Review the material line by line. Identify and copy every line that contains the string "equipment".
..............................
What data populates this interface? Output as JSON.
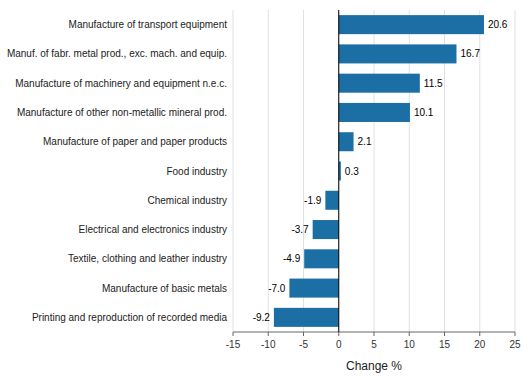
{
  "chart_data": {
    "type": "bar",
    "orientation": "horizontal",
    "categories": [
      "Printing and reproduction of recorded media",
      "Manufacture of basic metals",
      "Textile, clothing and leather industry",
      "Electrical and electronics industry",
      "Chemical industry",
      "Food industry",
      "Manufacture of paper and paper products",
      "Manufacture of other non-metallic mineral prod.",
      "Manufacture of machinery and equipment n.e.c.",
      "Manuf. of fabr. metal prod., exc. mach. and equip.",
      "Manufacture of transport equipment"
    ],
    "values": [
      -9.2,
      -7.0,
      -4.9,
      -3.7,
      -1.9,
      0.3,
      2.1,
      10.1,
      11.5,
      16.7,
      20.6
    ],
    "value_labels": [
      "-9.2",
      "-7.0",
      "-4.9",
      "-3.7",
      "-1.9",
      "0.3",
      "2.1",
      "10.1",
      "11.5",
      "16.7",
      "20.6"
    ],
    "color": "#1c6fa5",
    "xlabel": "Change %",
    "xlim": [
      -15,
      25
    ],
    "xticks": [
      -15,
      -10,
      -5,
      0,
      5,
      10,
      15,
      20,
      25
    ],
    "grid": true,
    "data_labels": true
  }
}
..............................
= SOLUTION TO THIS PROBLEM =
      "Manufacture of machinery and equipment n.e.c.",
      "Manufacture of transport equipment"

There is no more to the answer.